### EXERCISE DESCRIPTION
Each record that follows should be repeated exactly, minus any images.

### INFORMATION SUPPLIED
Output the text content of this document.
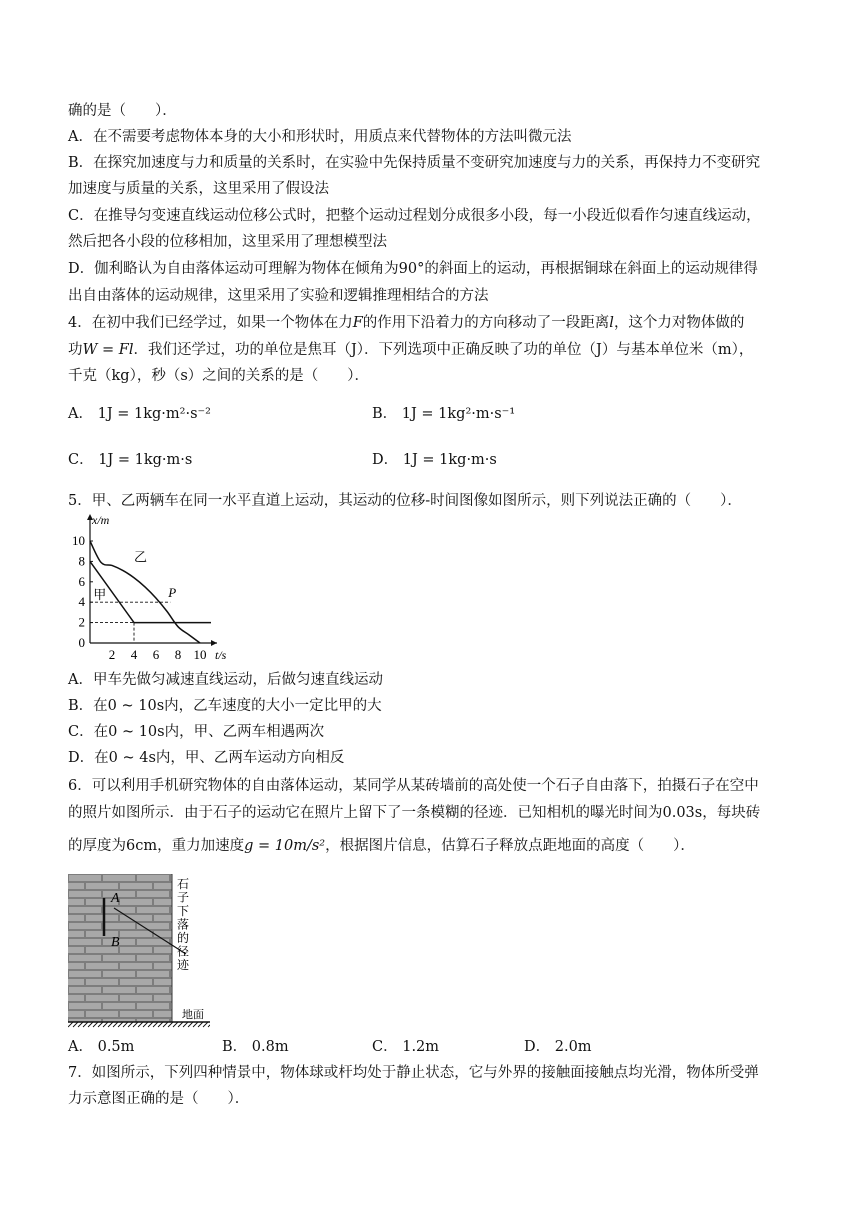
确的是（　　）．
A．在不需要考虑物体本身的大小和形状时，用质点来代替物体的方法叫微元法
B．在探究加速度与力和质量的关系时，在实验中先保持质量不变研究加速度与力的关系，再保持力不变研究
加速度与质量的关系，这里采用了假设法
C．在推导匀变速直线运动位移公式时，把整个运动过程划分成很多小段，每一小段近似看作匀速直线运动，
然后把各小段的位移相加，这里采用了理想模型法
D．伽利略认为自由落体运动可理解为物体在倾角为90°的斜面上的运动，再根据铜球在斜面上的运动规律得
出自由落体的运动规律，这里采用了实验和逻辑推理相结合的方法
4．在初中我们已经学过，如果一个物体在力F的作用下沿着力的方向移动了一段距离l，这个力对物体做的
功W = Fl．我们还学过，功的单位是焦耳（J）．下列选项中正确反映了功的单位（J）与基本单位米（m），
千克（kg），秒（s）之间的关系的是（　　）．
A． 1J = 1kg·m²·s⁻²	B． 1J = 1kg²·m·s⁻¹
C． 1J = 1kg·m·s	D． 1J = 1kg·m·s
5．甲、乙两辆车在同一水平直道上运动，其运动的位移-时间图像如图所示，则下列说法正确的（　　）．
x/m
t/s
2 4 6 8 10
0
2
4
6
8
10
甲
乙
P
A．甲车先做匀减速直线运动，后做匀速直线运动
B．在0 ~ 10s内，乙车速度的大小一定比甲的大
C．在0 ~ 10s内，甲、乙两车相遇两次
D．在0 ~ 4s内，甲、乙两车运动方向相反
6．可以利用手机研究物体的自由落体运动，某同学从某砖墙前的高处使一个石子自由落下，拍摄石子在空中
的照片如图所示．由于石子的运动它在照片上留下了一条模糊的径迹．已知相机的曝光时间为0.03s，每块砖
的厚度为6cm，重力加速度g = 10m/s²，根据图片信息，估算石子释放点距地面的高度（　　）．
A
B
石
子
下
落
的
径
迹
地面
A． 0.5m	B． 0.8m	C． 1.2m	D． 2.0m
7．如图所示，下列四种情景中，物体球或杆均处于静止状态，它与外界的接触面接触点均光滑，物体所受弹
力示意图正确的是（　　）．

### ANSWER TO THE PROBLEM
Output the text content of this document.
确的是（　　）．
A．在不需要考虑物体本身的大小和形状时，用质点来代替物体的方法叫微元法
B．在探究加速度与力和质量的关系时，在实验中先保持质量不变研究加速度与力的关系，再保持力不变研究
加速度与质量的关系，这里采用了假设法
C．在推导匀变速直线运动位移公式时，把整个运动过程划分成很多小段，每一小段近似看作匀速直线运动，
然后把各小段的位移相加，这里采用了理想模型法
D．伽利略认为自由落体运动可理解为物体在倾角为90°的斜面上的运动，再根据铜球在斜面上的运动规律得
出自由落体的运动规律，这里采用了实验和逻辑推理相结合的方法
4．在初中我们已经学过，如果一个物体在力F的作用下沿着力的方向移动了一段距离l，这个力对物体做的
功W = Fl．我们还学过，功的单位是焦耳（J）．下列选项中正确反映了功的单位（J）与基本单位米（m），
千克（kg），秒（s）之间的关系的是（　　）．
A． 1J = 1kg·m²·s⁻²	B． 1J = 1kg²·m·s⁻¹
C． 1J = 1kg·m·s	D． 1J = 1kg·m·s
5．甲、乙两辆车在同一水平直道上运动，其运动的位移-时间图像如图所示，则下列说法正确的（　　）．
x/m
t/s
2 4 6 8 10
0
2
4
6
8
10
甲
乙
P
A．甲车先做匀减速直线运动，后做匀速直线运动
B．在0 ~ 10s内，乙车速度的大小一定比甲的大
C．在0 ~ 10s内，甲、乙两车相遇两次
D．在0 ~ 4s内，甲、乙两车运动方向相反
6．可以利用手机研究物体的自由落体运动，某同学从某砖墙前的高处使一个石子自由落下，拍摄石子在空中
的照片如图所示．由于石子的运动它在照片上留下了一条模糊的径迹．已知相机的曝光时间为0.03s，每块砖
的厚度为6cm，重力加速度g = 10m/s²，根据图片信息，估算石子释放点距地面的高度（　　）．
A
B
石
子
下
落
的
径
迹
地面
A． 0.5m	B． 0.8m	C． 1.2m	D． 2.0m
7．如图所示，下列四种情景中，物体球或杆均处于静止状态，它与外界的接触面接触点均光滑，物体所受弹
力示意图正确的是（　　）．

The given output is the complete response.